* [TASK GOAL]
Send back the records in full, character for character.

* [MATERIAL PROVIDED]

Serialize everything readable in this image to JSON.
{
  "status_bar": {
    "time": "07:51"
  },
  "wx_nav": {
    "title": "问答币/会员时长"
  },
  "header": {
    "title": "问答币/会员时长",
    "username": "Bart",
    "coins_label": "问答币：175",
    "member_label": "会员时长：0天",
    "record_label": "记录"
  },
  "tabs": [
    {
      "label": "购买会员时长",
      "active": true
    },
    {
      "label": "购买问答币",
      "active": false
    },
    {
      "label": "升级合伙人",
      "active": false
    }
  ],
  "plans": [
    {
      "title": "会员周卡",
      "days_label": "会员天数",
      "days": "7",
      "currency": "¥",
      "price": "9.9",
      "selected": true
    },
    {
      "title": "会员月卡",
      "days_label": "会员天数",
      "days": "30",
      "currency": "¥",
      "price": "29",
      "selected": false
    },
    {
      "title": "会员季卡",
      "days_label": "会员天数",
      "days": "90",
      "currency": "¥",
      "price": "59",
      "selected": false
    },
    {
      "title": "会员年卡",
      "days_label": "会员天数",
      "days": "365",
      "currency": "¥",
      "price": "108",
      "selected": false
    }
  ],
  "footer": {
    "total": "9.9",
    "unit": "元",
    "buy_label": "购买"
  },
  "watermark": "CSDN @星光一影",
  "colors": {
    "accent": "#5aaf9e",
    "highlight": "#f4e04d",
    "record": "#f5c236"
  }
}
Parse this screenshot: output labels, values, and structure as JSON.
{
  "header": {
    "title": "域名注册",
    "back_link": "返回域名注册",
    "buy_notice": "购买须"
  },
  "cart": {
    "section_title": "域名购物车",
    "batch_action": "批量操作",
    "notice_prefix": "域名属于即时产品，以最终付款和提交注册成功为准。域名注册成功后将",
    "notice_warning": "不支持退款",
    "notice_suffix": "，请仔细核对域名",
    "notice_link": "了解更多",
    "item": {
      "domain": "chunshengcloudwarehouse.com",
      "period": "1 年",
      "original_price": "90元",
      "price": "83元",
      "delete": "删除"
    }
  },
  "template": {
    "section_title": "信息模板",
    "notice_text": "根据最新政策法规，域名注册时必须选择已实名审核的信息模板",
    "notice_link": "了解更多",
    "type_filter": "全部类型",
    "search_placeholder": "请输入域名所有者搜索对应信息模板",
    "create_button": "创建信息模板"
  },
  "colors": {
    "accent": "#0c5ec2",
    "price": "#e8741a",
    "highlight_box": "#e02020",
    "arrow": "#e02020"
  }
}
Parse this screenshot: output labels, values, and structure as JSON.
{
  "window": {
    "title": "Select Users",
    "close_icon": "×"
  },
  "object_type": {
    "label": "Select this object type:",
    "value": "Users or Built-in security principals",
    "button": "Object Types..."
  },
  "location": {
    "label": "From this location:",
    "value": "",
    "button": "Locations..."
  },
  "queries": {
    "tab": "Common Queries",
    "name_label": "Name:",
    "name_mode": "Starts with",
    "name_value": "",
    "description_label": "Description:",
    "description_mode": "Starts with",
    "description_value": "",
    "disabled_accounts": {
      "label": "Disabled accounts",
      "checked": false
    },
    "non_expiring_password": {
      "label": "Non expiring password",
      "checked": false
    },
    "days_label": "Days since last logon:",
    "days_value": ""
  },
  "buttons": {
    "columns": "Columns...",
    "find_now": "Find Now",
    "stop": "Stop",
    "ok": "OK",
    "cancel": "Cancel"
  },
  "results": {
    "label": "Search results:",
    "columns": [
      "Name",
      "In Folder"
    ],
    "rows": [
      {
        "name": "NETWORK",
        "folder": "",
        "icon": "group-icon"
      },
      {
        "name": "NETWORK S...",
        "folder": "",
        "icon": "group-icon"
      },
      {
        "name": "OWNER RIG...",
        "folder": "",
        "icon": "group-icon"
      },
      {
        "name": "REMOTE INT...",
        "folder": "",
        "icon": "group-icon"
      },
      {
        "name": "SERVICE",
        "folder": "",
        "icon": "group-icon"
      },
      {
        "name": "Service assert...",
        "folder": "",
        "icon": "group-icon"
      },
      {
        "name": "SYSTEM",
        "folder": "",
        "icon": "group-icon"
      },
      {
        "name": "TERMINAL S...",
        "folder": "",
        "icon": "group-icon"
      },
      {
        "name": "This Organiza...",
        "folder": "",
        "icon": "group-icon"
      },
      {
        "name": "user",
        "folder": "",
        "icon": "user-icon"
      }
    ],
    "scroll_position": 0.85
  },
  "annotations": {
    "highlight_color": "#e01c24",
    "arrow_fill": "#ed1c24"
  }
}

* [REPLY TO THE TASK]
Serialize everything readable in this image to JSON.
{
  "status_bar": {
    "time": "07:51"
  },
  "wx_nav": {
    "title": "问答币/会员时长"
  },
  "header": {
    "title": "问答币/会员时长",
    "username": "Bart",
    "coins_label": "问答币：175",
    "member_label": "会员时长：0天",
    "record_label": "记录"
  },
  "tabs": [
    {
      "label": "购买会员时长",
      "active": true
    },
    {
      "label": "购买问答币",
      "active": false
    },
    {
      "label": "升级合伙人",
      "active": false
    }
  ],
  "plans": [
    {
      "title": "会员周卡",
      "days_label": "会员天数",
      "days": "7",
      "currency": "¥",
      "price": "9.9",
      "selected": true
    },
    {
      "title": "会员月卡",
      "days_label": "会员天数",
      "days": "30",
      "currency": "¥",
      "price": "29",
      "selected": false
    },
    {
      "title": "会员季卡",
      "days_label": "会员天数",
      "days": "90",
      "currency": "¥",
      "price": "59",
      "selected": false
    },
    {
      "title": "会员年卡",
      "days_label": "会员天数",
      "days": "365",
      "currency": "¥",
      "price": "108",
      "selected": false
    }
  ],
  "footer": {
    "total": "9.9",
    "unit": "元",
    "buy_label": "购买"
  },
  "watermark": "CSDN @星光一影",
  "colors": {
    "accent": "#5aaf9e",
    "highlight": "#f4e04d",
    "record": "#f5c236"
  }
}
Parse this screenshot: output labels, values, and structure as JSON.
{
  "header": {
    "title": "域名注册",
    "back_link": "返回域名注册",
    "buy_notice": "购买须"
  },
  "cart": {
    "section_title": "域名购物车",
    "batch_action": "批量操作",
    "notice_prefix": "域名属于即时产品，以最终付款和提交注册成功为准。域名注册成功后将",
    "notice_warning": "不支持退款",
    "notice_suffix": "，请仔细核对域名",
    "notice_link": "了解更多",
    "item": {
      "domain": "chunshengcloudwarehouse.com",
      "period": "1 年",
      "original_price": "90元",
      "price": "83元",
      "delete": "删除"
    }
  },
  "template": {
    "section_title": "信息模板",
    "notice_text": "根据最新政策法规，域名注册时必须选择已实名审核的信息模板",
    "notice_link": "了解更多",
    "type_filter": "全部类型",
    "search_placeholder": "请输入域名所有者搜索对应信息模板",
    "create_button": "创建信息模板"
  },
  "colors": {
    "accent": "#0c5ec2",
    "price": "#e8741a",
    "highlight_box": "#e02020",
    "arrow": "#e02020"
  }
}
Parse this screenshot: output labels, values, and structure as JSON.
{
  "window": {
    "title": "Select Users",
    "close_icon": "×"
  },
  "object_type": {
    "label": "Select this object type:",
    "value": "Users or Built-in security principals",
    "button": "Object Types..."
  },
  "location": {
    "label": "From this location:",
    "value": "",
    "button": "Locations..."
  },
  "queries": {
    "tab": "Common Queries",
    "name_label": "Name:",
    "name_mode": "Starts with",
    "name_value": "",
    "description_label": "Description:",
    "description_mode": "Starts with",
    "description_value": "",
    "disabled_accounts": {
      "label": "Disabled accounts",
      "checked": false
    },
    "non_expiring_password": {
      "label": "Non expiring password",
      "checked": false
    },
    "days_label": "Days since last logon:",
    "days_value": ""
  },
  "buttons": {
    "columns": "Columns...",
    "find_now": "Find Now",
    "stop": "Stop",
    "ok": "OK",
    "cancel": "Cancel"
  },
  "results": {
    "label": "Search results:",
    "columns": [
      "Name",
      "In Folder"
    ],
    "rows": [
      {
        "name": "NETWORK",
        "folder": "",
        "icon": "group-icon"
      },
      {
        "name": "NETWORK S...",
        "folder": "",
        "icon": "group-icon"
      },
      {
        "name": "OWNER RIG...",
        "folder": "",
        "icon": "group-icon"
      },
      {
        "name": "REMOTE INT...",
        "folder": "",
        "icon": "group-icon"
      },
      {
        "name": "SERVICE",
        "folder": "",
        "icon": "group-icon"
      },
      {
        "name": "Service assert...",
        "folder": "",
        "icon": "group-icon"
      },
      {
        "name": "SYSTEM",
        "folder": "",
        "icon": "group-icon"
      },
      {
        "name": "TERMINAL S...",
        "folder": "",
        "icon": "group-icon"
      },
      {
        "name": "This Organiza...",
        "folder": "",
        "icon": "group-icon"
      },
      {
        "name": "user",
        "folder": "",
        "icon": "user-icon"
      }
    ],
    "scroll_position": 0.85
  },
  "annotations": {
    "highlight_color": "#e01c24",
    "arrow_fill": "#ed1c24"
  }
}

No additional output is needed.